**Written instruction:**
Every entry below must appear again, exactly as written.

::::::::::

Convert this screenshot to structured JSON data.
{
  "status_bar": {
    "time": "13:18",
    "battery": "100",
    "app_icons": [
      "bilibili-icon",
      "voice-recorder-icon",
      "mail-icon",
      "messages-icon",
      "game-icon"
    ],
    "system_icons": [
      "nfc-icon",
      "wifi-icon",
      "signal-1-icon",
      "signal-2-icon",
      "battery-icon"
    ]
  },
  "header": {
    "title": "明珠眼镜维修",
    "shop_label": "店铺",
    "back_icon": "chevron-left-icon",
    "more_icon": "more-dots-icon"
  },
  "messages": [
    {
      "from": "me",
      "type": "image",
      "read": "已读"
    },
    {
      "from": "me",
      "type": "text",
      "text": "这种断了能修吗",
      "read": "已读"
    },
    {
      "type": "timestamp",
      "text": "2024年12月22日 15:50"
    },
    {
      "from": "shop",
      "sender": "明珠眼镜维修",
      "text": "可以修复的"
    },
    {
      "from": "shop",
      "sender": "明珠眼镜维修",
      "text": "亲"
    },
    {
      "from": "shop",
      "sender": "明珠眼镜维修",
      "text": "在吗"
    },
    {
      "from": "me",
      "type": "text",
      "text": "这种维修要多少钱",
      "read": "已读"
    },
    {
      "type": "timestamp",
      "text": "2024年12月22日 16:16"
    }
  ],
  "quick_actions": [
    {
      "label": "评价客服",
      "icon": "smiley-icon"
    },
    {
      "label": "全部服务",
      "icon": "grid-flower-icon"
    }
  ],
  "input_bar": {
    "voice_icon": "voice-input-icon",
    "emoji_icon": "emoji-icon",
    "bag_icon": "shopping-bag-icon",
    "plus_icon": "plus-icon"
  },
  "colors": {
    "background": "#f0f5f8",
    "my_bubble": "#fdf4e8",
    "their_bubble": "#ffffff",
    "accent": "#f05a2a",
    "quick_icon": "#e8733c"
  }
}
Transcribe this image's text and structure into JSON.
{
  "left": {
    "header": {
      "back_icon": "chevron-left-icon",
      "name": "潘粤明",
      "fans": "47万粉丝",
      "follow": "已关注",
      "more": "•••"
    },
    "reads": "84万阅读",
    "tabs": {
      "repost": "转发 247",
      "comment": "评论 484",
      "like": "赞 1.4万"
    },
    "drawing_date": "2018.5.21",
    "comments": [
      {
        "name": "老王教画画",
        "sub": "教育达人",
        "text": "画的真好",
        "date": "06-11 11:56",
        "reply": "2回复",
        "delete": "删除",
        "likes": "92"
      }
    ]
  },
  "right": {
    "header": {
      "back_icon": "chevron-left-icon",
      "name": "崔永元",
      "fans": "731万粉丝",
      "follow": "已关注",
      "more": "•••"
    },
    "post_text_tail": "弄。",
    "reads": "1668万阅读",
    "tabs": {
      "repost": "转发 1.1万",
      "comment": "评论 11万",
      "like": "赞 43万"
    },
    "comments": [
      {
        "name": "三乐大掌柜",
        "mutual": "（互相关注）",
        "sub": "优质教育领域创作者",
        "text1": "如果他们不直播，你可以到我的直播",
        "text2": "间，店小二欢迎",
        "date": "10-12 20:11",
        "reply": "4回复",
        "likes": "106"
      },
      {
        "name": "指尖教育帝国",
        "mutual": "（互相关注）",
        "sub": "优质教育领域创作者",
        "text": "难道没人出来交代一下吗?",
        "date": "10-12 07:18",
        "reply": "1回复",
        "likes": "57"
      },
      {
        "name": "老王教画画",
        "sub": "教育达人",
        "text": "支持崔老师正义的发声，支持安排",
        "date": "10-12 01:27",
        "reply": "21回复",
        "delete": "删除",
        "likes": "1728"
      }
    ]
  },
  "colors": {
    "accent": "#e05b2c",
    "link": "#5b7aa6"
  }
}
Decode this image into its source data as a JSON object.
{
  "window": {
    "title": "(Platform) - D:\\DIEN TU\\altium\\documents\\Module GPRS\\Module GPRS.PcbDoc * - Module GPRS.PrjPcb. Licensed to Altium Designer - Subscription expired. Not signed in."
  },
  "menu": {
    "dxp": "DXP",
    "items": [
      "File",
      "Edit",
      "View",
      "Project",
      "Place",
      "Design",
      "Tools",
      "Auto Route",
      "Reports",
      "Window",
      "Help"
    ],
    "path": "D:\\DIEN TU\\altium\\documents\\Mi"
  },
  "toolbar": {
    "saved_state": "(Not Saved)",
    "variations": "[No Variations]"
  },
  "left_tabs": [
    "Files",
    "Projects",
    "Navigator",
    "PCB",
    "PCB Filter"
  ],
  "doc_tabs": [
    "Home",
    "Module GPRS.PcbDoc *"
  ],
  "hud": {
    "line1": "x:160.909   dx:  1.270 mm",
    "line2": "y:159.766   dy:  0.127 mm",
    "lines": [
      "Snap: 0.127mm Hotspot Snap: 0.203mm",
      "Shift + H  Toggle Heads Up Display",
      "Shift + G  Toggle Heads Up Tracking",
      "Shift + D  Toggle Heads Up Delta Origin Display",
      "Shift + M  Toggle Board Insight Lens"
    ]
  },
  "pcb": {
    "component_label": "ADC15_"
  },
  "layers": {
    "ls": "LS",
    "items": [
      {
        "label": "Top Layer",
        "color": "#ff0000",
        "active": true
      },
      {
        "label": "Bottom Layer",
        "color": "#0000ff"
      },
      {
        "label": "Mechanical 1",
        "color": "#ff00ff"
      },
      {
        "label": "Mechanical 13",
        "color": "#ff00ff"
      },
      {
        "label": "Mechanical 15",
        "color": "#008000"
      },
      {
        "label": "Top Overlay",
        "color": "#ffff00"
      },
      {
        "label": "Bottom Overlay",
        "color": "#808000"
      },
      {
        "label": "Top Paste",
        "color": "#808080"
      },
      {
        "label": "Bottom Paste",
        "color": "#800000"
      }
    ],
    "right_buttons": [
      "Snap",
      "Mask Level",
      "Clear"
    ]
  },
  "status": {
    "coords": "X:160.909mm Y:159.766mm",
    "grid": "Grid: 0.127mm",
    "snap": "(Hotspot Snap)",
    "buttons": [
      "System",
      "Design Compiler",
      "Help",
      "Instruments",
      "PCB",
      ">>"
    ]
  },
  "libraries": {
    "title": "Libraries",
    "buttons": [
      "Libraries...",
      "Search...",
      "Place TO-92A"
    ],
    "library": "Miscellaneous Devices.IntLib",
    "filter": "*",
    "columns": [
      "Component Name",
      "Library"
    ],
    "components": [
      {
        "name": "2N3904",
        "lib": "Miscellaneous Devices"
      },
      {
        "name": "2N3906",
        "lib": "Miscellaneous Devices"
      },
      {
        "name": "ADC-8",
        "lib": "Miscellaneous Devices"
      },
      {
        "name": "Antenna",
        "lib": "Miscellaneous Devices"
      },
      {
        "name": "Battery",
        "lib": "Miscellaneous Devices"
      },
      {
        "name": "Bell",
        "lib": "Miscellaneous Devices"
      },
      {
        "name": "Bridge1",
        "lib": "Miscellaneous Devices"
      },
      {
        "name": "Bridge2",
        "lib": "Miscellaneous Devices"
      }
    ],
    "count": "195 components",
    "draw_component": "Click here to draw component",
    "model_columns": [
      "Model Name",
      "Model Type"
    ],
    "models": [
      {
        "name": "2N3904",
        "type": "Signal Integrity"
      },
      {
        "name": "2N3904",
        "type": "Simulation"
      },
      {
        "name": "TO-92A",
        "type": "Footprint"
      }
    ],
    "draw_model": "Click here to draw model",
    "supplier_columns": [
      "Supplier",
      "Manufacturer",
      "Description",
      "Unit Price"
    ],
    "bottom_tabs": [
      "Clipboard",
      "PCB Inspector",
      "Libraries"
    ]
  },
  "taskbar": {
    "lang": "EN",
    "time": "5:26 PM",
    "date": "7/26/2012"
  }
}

::::::::::

**Result of the exercise:**
Convert this screenshot to structured JSON data.
{
  "status_bar": {
    "time": "13:18",
    "battery": "100",
    "app_icons": [
      "bilibili-icon",
      "voice-recorder-icon",
      "mail-icon",
      "messages-icon",
      "game-icon"
    ],
    "system_icons": [
      "nfc-icon",
      "wifi-icon",
      "signal-1-icon",
      "signal-2-icon",
      "battery-icon"
    ]
  },
  "header": {
    "title": "明珠眼镜维修",
    "shop_label": "店铺",
    "back_icon": "chevron-left-icon",
    "more_icon": "more-dots-icon"
  },
  "messages": [
    {
      "from": "me",
      "type": "image",
      "read": "已读"
    },
    {
      "from": "me",
      "type": "text",
      "text": "这种断了能修吗",
      "read": "已读"
    },
    {
      "type": "timestamp",
      "text": "2024年12月22日 15:50"
    },
    {
      "from": "shop",
      "sender": "明珠眼镜维修",
      "text": "可以修复的"
    },
    {
      "from": "shop",
      "sender": "明珠眼镜维修",
      "text": "亲"
    },
    {
      "from": "shop",
      "sender": "明珠眼镜维修",
      "text": "在吗"
    },
    {
      "from": "me",
      "type": "text",
      "text": "这种维修要多少钱",
      "read": "已读"
    },
    {
      "type": "timestamp",
      "text": "2024年12月22日 16:16"
    }
  ],
  "quick_actions": [
    {
      "label": "评价客服",
      "icon": "smiley-icon"
    },
    {
      "label": "全部服务",
      "icon": "grid-flower-icon"
    }
  ],
  "input_bar": {
    "voice_icon": "voice-input-icon",
    "emoji_icon": "emoji-icon",
    "bag_icon": "shopping-bag-icon",
    "plus_icon": "plus-icon"
  },
  "colors": {
    "background": "#f0f5f8",
    "my_bubble": "#fdf4e8",
    "their_bubble": "#ffffff",
    "accent": "#f05a2a",
    "quick_icon": "#e8733c"
  }
}
Transcribe this image's text and structure into JSON.
{
  "left": {
    "header": {
      "back_icon": "chevron-left-icon",
      "name": "潘粤明",
      "fans": "47万粉丝",
      "follow": "已关注",
      "more": "•••"
    },
    "reads": "84万阅读",
    "tabs": {
      "repost": "转发 247",
      "comment": "评论 484",
      "like": "赞 1.4万"
    },
    "drawing_date": "2018.5.21",
    "comments": [
      {
        "name": "老王教画画",
        "sub": "教育达人",
        "text": "画的真好",
        "date": "06-11 11:56",
        "reply": "2回复",
        "delete": "删除",
        "likes": "92"
      }
    ]
  },
  "right": {
    "header": {
      "back_icon": "chevron-left-icon",
      "name": "崔永元",
      "fans": "731万粉丝",
      "follow": "已关注",
      "more": "•••"
    },
    "post_text_tail": "弄。",
    "reads": "1668万阅读",
    "tabs": {
      "repost": "转发 1.1万",
      "comment": "评论 11万",
      "like": "赞 43万"
    },
    "comments": [
      {
        "name": "三乐大掌柜",
        "mutual": "（互相关注）",
        "sub": "优质教育领域创作者",
        "text1": "如果他们不直播，你可以到我的直播",
        "text2": "间，店小二欢迎",
        "date": "10-12 20:11",
        "reply": "4回复",
        "likes": "106"
      },
      {
        "name": "指尖教育帝国",
        "mutual": "（互相关注）",
        "sub": "优质教育领域创作者",
        "text": "难道没人出来交代一下吗?",
        "date": "10-12 07:18",
        "reply": "1回复",
        "likes": "57"
      },
      {
        "name": "老王教画画",
        "sub": "教育达人",
        "text": "支持崔老师正义的发声，支持安排",
        "date": "10-12 01:27",
        "reply": "21回复",
        "delete": "删除",
        "likes": "1728"
      }
    ]
  },
  "colors": {
    "accent": "#e05b2c",
    "link": "#5b7aa6"
  }
}
Decode this image into its source data as a JSON object.
{
  "window": {
    "title": "(Platform) - D:\\DIEN TU\\altium\\documents\\Module GPRS\\Module GPRS.PcbDoc * - Module GPRS.PrjPcb. Licensed to Altium Designer - Subscription expired. Not signed in."
  },
  "menu": {
    "dxp": "DXP",
    "items": [
      "File",
      "Edit",
      "View",
      "Project",
      "Place",
      "Design",
      "Tools",
      "Auto Route",
      "Reports",
      "Window",
      "Help"
    ],
    "path": "D:\\DIEN TU\\altium\\documents\\Mi"
  },
  "toolbar": {
    "saved_state": "(Not Saved)",
    "variations": "[No Variations]"
  },
  "left_tabs": [
    "Files",
    "Projects",
    "Navigator",
    "PCB",
    "PCB Filter"
  ],
  "doc_tabs": [
    "Home",
    "Module GPRS.PcbDoc *"
  ],
  "hud": {
    "line1": "x:160.909   dx:  1.270 mm",
    "line2": "y:159.766   dy:  0.127 mm",
    "lines": [
      "Snap: 0.127mm Hotspot Snap: 0.203mm",
      "Shift + H  Toggle Heads Up Display",
      "Shift + G  Toggle Heads Up Tracking",
      "Shift + D  Toggle Heads Up Delta Origin Display",
      "Shift + M  Toggle Board Insight Lens"
    ]
  },
  "pcb": {
    "component_label": "ADC15_"
  },
  "layers": {
    "ls": "LS",
    "items": [
      {
        "label": "Top Layer",
        "color": "#ff0000",
        "active": true
      },
      {
        "label": "Bottom Layer",
        "color": "#0000ff"
      },
      {
        "label": "Mechanical 1",
        "color": "#ff00ff"
      },
      {
        "label": "Mechanical 13",
        "color": "#ff00ff"
      },
      {
        "label": "Mechanical 15",
        "color": "#008000"
      },
      {
        "label": "Top Overlay",
        "color": "#ffff00"
      },
      {
        "label": "Bottom Overlay",
        "color": "#808000"
      },
      {
        "label": "Top Paste",
        "color": "#808080"
      },
      {
        "label": "Bottom Paste",
        "color": "#800000"
      }
    ],
    "right_buttons": [
      "Snap",
      "Mask Level",
      "Clear"
    ]
  },
  "status": {
    "coords": "X:160.909mm Y:159.766mm",
    "grid": "Grid: 0.127mm",
    "snap": "(Hotspot Snap)",
    "buttons": [
      "System",
      "Design Compiler",
      "Help",
      "Instruments",
      "PCB",
      ">>"
    ]
  },
  "libraries": {
    "title": "Libraries",
    "buttons": [
      "Libraries...",
      "Search...",
      "Place TO-92A"
    ],
    "library": "Miscellaneous Devices.IntLib",
    "filter": "*",
    "columns": [
      "Component Name",
      "Library"
    ],
    "components": [
      {
        "name": "2N3904",
        "lib": "Miscellaneous Devices"
      },
      {
        "name": "2N3906",
        "lib": "Miscellaneous Devices"
      },
      {
        "name": "ADC-8",
        "lib": "Miscellaneous Devices"
      },
      {
        "name": "Antenna",
        "lib": "Miscellaneous Devices"
      },
      {
        "name": "Battery",
        "lib": "Miscellaneous Devices"
      },
      {
        "name": "Bell",
        "lib": "Miscellaneous Devices"
      },
      {
        "name": "Bridge1",
        "lib": "Miscellaneous Devices"
      },
      {
        "name": "Bridge2",
        "lib": "Miscellaneous Devices"
      }
    ],
    "count": "195 components",
    "draw_component": "Click here to draw component",
    "model_columns": [
      "Model Name",
      "Model Type"
    ],
    "models": [
      {
        "name": "2N3904",
        "type": "Signal Integrity"
      },
      {
        "name": "2N3904",
        "type": "Simulation"
      },
      {
        "name": "TO-92A",
        "type": "Footprint"
      }
    ],
    "draw_model": "Click here to draw model",
    "supplier_columns": [
      "Supplier",
      "Manufacturer",
      "Description",
      "Unit Price"
    ],
    "bottom_tabs": [
      "Clipboard",
      "PCB Inspector",
      "Libraries"
    ]
  },
  "taskbar": {
    "lang": "EN",
    "time": "5:26 PM",
    "date": "7/26/2012"
  }
}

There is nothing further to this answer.